What you will do
Copy out all the lines in the records that include the word "name".

Records about charts and figures:
-*-*-

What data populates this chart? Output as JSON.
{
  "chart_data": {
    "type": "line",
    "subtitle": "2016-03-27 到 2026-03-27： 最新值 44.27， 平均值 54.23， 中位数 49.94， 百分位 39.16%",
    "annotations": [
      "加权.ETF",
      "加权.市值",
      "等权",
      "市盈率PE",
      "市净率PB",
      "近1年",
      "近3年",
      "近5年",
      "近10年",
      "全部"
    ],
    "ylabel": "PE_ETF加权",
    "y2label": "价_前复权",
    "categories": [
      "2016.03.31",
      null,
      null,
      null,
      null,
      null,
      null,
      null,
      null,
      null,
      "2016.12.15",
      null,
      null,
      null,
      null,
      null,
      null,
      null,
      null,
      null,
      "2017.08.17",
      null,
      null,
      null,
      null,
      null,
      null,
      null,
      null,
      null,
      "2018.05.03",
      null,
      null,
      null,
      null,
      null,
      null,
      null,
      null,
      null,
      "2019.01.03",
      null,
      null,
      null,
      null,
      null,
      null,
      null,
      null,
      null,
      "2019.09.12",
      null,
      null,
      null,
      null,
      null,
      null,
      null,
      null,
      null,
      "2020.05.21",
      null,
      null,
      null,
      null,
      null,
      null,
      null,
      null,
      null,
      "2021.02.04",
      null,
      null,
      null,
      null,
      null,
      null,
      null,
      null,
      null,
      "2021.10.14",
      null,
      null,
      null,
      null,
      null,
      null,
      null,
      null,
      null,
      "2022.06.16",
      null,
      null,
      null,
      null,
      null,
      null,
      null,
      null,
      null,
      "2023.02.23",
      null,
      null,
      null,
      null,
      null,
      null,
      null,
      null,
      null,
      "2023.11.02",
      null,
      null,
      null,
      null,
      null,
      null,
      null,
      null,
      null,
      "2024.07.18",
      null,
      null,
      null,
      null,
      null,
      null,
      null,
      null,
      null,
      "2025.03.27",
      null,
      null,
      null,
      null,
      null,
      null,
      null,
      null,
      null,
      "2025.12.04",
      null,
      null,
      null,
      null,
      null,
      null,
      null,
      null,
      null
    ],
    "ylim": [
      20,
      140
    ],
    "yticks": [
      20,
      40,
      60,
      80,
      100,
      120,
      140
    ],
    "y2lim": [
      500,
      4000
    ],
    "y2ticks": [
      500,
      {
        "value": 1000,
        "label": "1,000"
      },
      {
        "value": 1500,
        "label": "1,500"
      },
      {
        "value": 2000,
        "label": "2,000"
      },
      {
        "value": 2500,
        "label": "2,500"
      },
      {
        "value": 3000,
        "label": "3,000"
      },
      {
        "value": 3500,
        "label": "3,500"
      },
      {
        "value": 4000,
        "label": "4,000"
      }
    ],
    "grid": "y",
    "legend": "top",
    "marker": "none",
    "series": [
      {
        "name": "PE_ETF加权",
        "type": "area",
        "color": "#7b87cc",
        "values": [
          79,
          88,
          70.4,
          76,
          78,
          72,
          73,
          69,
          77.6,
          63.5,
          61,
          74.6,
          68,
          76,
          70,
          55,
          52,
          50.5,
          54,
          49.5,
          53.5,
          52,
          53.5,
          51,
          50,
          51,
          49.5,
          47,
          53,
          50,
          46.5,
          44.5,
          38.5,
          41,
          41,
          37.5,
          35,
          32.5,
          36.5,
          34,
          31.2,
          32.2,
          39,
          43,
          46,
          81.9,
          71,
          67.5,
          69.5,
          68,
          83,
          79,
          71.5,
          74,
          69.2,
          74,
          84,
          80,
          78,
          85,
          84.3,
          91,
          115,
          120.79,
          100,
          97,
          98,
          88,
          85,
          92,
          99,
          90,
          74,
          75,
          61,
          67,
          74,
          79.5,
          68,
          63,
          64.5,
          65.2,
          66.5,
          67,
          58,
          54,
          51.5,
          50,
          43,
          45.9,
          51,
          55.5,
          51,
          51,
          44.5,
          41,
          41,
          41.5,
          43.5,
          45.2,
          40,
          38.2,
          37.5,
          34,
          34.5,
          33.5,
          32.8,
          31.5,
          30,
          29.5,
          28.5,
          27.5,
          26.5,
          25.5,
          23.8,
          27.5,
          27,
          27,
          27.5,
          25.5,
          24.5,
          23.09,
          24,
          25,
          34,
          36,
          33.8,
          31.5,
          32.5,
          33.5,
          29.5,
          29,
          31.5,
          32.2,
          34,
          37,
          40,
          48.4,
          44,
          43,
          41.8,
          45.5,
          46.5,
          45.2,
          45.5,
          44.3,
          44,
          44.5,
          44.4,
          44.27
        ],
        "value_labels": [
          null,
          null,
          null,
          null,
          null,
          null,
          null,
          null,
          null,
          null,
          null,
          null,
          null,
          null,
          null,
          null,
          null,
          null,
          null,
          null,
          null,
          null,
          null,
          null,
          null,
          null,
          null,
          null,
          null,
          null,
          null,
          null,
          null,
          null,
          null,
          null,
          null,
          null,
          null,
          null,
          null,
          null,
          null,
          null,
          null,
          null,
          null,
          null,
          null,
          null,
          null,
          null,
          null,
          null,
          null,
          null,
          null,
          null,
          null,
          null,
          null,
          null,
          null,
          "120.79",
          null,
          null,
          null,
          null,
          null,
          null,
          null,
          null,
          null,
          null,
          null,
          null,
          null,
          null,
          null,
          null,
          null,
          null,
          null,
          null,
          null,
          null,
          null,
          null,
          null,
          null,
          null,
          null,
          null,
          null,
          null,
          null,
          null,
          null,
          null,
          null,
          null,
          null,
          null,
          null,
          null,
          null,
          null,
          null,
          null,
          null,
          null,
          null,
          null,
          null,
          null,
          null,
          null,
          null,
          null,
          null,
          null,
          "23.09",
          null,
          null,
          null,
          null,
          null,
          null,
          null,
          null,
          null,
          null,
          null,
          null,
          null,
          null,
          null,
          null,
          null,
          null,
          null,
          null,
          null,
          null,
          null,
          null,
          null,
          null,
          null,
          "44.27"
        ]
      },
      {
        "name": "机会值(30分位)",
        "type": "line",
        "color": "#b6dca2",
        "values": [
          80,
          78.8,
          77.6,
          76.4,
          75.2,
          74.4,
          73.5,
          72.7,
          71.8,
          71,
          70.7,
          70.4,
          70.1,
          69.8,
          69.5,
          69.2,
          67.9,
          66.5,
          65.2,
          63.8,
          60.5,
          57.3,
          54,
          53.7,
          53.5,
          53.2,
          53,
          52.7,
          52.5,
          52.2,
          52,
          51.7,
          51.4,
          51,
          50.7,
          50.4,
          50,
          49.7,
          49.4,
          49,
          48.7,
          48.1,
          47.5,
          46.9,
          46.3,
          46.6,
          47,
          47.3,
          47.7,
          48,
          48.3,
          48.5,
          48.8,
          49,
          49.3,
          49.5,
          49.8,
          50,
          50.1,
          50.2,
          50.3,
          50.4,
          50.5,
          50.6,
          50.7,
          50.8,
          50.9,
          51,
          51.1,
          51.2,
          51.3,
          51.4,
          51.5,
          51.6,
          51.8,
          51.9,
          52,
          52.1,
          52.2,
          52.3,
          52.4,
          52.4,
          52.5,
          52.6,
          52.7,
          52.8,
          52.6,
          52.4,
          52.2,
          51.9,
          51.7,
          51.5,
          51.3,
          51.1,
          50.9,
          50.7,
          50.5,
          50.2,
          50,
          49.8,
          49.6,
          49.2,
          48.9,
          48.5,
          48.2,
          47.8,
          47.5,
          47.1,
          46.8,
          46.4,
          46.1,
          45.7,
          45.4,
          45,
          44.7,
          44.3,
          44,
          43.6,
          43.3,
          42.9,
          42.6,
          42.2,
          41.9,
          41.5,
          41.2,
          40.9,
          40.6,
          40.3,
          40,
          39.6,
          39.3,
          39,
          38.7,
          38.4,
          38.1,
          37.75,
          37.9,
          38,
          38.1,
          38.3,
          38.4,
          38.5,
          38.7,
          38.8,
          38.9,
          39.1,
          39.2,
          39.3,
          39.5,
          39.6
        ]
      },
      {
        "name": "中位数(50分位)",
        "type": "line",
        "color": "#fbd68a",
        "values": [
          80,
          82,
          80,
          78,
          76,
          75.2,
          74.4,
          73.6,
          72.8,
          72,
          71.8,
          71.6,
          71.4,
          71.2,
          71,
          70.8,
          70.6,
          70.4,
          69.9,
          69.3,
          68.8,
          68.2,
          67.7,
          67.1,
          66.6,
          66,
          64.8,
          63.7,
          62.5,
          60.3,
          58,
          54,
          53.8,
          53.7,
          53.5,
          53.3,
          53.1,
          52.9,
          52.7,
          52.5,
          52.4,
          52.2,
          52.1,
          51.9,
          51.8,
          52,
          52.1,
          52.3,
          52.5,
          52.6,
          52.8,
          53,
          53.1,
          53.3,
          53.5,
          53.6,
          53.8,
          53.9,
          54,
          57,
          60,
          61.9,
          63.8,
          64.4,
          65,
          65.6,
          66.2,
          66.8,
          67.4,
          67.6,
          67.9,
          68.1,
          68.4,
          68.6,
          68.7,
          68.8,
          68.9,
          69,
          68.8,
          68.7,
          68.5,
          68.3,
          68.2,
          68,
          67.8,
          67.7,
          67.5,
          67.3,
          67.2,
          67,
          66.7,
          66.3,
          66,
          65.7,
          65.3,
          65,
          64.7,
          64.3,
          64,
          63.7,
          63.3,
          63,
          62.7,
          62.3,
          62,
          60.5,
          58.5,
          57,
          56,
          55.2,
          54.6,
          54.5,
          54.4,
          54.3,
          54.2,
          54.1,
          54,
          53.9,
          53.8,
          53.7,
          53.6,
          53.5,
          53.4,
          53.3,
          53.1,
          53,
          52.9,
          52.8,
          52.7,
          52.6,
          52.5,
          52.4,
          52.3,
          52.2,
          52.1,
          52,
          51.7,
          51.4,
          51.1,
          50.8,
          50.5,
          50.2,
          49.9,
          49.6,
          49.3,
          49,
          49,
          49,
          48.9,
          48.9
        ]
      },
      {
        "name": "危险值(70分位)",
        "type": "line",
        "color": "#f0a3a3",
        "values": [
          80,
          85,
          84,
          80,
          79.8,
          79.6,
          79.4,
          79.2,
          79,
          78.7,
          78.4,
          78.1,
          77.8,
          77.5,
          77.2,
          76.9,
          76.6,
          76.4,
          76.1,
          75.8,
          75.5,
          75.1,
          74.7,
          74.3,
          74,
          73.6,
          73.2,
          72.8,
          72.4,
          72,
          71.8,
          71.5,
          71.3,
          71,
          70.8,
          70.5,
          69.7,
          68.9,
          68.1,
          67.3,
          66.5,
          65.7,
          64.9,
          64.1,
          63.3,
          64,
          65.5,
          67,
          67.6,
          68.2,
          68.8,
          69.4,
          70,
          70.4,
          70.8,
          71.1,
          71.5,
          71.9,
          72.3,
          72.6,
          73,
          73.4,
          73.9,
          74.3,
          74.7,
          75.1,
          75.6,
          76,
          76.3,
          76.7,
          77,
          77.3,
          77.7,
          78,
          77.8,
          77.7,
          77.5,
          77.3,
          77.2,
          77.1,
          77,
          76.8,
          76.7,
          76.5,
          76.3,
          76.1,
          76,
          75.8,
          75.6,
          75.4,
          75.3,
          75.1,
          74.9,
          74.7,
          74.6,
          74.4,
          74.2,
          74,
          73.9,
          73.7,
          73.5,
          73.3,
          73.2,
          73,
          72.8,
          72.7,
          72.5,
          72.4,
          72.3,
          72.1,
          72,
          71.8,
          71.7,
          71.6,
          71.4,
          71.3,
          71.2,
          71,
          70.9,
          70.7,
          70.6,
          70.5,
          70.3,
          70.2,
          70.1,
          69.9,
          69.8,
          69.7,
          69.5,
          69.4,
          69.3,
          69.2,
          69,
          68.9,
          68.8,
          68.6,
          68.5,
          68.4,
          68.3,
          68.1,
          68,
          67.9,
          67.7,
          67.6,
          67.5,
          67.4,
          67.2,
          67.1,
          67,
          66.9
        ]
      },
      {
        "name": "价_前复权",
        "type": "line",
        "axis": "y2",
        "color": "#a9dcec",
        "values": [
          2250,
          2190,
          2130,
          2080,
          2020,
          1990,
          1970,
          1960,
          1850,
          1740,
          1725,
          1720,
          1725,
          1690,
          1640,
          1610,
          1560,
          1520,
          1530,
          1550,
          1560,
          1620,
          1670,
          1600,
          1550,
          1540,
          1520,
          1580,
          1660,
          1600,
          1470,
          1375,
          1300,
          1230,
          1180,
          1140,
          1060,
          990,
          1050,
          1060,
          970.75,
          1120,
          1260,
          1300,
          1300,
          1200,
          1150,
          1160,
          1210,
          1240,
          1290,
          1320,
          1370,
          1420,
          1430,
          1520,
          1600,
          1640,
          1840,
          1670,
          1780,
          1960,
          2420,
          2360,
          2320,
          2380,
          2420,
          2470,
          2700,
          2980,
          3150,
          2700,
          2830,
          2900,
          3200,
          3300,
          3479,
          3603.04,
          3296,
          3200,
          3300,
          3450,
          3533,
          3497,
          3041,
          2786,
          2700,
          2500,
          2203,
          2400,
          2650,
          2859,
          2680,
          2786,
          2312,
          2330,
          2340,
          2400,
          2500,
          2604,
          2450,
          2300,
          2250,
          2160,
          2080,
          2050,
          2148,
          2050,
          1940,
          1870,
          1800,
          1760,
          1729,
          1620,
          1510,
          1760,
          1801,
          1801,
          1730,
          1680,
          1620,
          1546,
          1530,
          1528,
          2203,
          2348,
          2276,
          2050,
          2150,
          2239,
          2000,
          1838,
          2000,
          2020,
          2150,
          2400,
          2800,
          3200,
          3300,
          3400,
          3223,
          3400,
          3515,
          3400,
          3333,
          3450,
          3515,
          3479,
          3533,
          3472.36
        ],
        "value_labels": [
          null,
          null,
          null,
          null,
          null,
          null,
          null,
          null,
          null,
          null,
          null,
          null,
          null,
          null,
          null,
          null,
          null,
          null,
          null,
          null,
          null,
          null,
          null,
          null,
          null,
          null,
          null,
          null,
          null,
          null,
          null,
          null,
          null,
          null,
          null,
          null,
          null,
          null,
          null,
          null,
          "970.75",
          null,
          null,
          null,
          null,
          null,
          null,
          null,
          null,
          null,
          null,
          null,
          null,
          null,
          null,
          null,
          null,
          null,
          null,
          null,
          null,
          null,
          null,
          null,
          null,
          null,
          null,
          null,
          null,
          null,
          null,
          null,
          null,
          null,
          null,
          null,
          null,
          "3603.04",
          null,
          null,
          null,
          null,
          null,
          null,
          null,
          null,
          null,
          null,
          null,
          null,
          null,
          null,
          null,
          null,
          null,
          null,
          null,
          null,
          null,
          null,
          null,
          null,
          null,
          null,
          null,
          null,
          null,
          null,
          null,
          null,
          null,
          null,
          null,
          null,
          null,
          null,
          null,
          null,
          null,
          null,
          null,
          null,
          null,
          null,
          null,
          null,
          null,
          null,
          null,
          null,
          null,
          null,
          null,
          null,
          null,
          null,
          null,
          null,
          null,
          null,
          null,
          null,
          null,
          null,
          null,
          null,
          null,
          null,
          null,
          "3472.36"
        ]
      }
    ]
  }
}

-*-*-

Problem solution
        "name": "PE_ETF加权",
        "name": "机会值(30分位)",
        "name": "中位数(50分位)",
        "name": "危险值(70分位)",
        "name": "价_前复权",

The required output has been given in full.